Work to be completed =
Assemble all lines in which the string "saved" appears.

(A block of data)
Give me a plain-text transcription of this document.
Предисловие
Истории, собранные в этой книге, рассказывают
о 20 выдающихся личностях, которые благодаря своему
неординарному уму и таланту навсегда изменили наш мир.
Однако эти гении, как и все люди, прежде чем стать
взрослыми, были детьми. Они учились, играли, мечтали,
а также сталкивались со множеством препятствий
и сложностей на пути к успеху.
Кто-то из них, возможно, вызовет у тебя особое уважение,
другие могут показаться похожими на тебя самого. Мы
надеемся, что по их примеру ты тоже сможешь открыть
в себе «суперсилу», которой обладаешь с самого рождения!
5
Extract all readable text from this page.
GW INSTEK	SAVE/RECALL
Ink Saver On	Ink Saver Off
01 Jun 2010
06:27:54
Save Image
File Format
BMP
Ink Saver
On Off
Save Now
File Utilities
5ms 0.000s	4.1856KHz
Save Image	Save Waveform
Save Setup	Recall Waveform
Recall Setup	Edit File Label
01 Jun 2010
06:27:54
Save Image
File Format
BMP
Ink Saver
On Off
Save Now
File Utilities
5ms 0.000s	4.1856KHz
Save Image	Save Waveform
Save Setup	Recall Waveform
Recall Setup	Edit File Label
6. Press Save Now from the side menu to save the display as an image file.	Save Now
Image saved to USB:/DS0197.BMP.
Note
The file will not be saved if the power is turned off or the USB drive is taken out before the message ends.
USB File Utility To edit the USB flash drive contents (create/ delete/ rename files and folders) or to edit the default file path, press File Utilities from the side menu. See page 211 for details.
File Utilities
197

Problem solution =
Image saved to USB:/DS0197.BMP.
The file will not be saved if the power is turned off or the USB drive is taken out before the message ends.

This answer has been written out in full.